━━━ Provided records

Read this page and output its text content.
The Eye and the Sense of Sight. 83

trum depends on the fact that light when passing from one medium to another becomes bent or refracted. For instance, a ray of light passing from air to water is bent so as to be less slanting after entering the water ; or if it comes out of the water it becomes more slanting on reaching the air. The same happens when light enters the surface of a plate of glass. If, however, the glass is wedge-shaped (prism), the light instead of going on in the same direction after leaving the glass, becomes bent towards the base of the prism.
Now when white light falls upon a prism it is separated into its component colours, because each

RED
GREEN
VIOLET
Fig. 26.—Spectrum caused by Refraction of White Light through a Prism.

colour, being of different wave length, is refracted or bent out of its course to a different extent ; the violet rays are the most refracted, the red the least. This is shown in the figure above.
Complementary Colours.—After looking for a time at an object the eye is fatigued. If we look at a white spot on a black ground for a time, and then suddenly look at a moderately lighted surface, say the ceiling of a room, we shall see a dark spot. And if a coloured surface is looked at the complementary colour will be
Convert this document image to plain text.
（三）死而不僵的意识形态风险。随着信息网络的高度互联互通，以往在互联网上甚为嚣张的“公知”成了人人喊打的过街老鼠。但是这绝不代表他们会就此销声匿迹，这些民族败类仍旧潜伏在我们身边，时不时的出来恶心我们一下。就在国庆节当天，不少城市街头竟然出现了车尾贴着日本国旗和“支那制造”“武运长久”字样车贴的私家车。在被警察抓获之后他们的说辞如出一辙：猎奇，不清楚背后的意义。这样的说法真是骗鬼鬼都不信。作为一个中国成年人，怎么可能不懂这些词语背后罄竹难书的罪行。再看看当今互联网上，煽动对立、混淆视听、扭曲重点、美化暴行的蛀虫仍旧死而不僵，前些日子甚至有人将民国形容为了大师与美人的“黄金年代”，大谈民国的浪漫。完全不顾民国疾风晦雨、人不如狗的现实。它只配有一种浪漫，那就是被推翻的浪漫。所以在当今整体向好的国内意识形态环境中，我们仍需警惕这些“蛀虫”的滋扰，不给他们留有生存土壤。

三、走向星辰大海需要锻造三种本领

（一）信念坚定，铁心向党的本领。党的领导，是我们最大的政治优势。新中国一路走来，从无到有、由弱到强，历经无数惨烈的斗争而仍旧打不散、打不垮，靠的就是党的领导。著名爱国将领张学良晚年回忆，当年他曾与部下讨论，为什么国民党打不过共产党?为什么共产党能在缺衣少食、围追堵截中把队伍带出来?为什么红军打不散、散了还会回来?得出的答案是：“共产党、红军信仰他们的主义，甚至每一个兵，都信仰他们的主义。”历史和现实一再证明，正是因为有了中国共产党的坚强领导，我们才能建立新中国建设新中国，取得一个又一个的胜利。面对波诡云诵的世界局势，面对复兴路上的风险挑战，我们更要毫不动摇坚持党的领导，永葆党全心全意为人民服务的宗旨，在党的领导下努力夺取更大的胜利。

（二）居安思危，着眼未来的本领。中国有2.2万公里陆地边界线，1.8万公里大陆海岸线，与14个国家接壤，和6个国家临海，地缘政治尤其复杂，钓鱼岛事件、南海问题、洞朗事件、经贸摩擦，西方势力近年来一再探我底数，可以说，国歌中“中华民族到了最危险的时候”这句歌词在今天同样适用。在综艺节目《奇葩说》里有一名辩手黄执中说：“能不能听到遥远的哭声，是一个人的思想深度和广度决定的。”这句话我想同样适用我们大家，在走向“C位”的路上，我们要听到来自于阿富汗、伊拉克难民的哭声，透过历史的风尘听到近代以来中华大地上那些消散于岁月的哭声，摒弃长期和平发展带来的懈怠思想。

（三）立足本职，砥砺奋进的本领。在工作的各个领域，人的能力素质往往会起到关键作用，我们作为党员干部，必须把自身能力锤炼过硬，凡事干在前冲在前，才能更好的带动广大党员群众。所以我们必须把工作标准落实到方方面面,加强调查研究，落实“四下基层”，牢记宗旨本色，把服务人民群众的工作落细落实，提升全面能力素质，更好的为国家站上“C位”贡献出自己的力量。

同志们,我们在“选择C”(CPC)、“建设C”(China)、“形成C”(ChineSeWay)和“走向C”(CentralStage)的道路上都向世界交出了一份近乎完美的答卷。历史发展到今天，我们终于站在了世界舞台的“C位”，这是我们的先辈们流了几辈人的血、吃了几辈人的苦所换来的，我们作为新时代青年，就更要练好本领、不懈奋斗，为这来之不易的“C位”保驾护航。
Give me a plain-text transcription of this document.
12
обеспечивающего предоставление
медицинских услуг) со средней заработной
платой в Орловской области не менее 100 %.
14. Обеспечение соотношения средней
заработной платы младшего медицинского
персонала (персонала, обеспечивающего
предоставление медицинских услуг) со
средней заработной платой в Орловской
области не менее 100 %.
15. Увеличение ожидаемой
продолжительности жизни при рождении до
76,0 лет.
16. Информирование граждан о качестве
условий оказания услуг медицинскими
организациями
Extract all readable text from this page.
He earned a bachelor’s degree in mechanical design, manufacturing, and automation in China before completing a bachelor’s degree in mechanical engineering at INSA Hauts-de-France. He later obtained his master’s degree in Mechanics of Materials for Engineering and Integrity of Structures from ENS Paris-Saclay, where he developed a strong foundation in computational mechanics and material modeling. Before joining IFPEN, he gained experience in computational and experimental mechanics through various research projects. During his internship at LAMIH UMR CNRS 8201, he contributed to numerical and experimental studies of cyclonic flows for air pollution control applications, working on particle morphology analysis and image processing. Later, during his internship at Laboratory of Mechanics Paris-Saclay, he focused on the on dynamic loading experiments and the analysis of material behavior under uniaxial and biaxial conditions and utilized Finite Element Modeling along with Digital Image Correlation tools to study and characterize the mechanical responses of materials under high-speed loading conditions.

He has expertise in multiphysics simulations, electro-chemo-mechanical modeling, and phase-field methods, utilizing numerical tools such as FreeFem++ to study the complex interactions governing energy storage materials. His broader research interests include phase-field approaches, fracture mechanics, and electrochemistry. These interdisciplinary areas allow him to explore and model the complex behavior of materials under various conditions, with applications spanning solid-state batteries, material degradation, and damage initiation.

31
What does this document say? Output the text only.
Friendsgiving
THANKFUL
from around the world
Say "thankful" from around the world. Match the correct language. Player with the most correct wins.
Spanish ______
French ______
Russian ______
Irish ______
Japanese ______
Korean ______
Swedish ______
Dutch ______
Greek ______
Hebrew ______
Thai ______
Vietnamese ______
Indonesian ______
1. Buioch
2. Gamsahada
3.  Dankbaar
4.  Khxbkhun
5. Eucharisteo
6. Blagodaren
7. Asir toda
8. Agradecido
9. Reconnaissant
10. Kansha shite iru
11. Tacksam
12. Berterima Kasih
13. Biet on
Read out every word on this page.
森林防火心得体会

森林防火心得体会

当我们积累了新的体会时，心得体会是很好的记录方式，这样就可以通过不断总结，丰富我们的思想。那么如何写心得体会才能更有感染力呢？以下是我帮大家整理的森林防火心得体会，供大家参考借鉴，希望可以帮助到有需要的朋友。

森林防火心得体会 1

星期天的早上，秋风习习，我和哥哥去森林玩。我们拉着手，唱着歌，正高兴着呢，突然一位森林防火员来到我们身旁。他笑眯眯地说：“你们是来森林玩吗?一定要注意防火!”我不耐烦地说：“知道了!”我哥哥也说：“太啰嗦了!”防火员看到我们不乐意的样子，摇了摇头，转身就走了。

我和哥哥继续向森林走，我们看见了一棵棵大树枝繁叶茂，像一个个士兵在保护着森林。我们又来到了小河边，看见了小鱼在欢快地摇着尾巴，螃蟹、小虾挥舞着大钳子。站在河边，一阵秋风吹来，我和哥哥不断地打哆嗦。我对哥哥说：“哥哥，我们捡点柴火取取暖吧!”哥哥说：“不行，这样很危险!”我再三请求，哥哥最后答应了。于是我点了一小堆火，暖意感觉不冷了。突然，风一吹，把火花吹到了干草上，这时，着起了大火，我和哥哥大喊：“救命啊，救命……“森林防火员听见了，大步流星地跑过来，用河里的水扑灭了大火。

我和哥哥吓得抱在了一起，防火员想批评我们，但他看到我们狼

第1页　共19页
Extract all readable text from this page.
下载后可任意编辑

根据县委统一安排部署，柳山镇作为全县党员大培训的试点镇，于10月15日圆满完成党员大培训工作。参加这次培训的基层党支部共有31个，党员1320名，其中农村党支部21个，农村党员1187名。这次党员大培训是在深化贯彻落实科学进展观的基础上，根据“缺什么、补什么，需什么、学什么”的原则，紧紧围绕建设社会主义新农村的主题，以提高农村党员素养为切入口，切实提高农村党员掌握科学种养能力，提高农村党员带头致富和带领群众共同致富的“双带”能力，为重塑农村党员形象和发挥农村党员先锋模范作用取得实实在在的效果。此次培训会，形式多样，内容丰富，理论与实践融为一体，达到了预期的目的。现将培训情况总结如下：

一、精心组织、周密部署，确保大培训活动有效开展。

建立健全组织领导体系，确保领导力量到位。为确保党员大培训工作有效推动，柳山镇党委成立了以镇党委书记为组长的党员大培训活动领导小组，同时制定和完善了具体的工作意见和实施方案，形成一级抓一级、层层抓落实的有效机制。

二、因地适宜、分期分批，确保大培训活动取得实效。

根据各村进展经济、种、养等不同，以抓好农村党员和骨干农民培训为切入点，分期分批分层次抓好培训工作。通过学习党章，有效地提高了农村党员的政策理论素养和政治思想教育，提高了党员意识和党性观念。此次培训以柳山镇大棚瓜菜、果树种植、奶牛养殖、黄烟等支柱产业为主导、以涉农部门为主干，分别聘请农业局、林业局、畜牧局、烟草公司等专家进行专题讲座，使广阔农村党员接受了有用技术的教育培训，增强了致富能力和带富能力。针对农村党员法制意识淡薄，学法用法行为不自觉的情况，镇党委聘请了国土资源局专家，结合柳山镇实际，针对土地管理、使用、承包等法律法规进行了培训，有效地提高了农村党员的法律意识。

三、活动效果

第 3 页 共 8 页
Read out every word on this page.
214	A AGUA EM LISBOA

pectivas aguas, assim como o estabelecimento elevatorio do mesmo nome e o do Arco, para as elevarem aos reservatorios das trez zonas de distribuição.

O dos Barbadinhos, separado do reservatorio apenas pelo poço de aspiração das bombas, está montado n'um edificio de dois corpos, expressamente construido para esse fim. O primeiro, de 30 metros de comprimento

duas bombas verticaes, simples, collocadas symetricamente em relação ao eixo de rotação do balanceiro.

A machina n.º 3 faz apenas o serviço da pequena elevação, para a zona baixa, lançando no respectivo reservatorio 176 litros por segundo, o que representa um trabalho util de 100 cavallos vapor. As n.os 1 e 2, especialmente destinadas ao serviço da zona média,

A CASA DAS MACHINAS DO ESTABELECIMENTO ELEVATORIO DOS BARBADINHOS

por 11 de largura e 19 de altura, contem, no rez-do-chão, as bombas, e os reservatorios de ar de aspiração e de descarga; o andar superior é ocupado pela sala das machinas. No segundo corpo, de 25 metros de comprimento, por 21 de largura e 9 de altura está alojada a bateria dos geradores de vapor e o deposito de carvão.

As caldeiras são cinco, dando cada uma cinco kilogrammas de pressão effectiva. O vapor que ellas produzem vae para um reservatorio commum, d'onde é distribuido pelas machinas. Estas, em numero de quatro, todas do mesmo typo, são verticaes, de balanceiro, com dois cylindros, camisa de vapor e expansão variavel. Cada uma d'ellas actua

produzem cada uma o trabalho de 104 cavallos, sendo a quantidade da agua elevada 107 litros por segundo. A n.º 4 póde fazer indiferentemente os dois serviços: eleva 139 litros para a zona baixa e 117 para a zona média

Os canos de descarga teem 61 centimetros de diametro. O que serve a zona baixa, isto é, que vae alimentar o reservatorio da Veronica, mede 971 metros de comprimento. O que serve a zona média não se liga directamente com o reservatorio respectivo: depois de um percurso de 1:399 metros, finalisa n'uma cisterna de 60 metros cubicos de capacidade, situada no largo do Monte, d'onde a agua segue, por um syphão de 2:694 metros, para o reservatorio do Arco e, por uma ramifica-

━━━━━━

Filter the records, keeping only lines that contain "world", and show those lines.

• Answer for this exercise:
from around the world
Say "thankful" from around the world. Match the correct language. Player with the most correct wins.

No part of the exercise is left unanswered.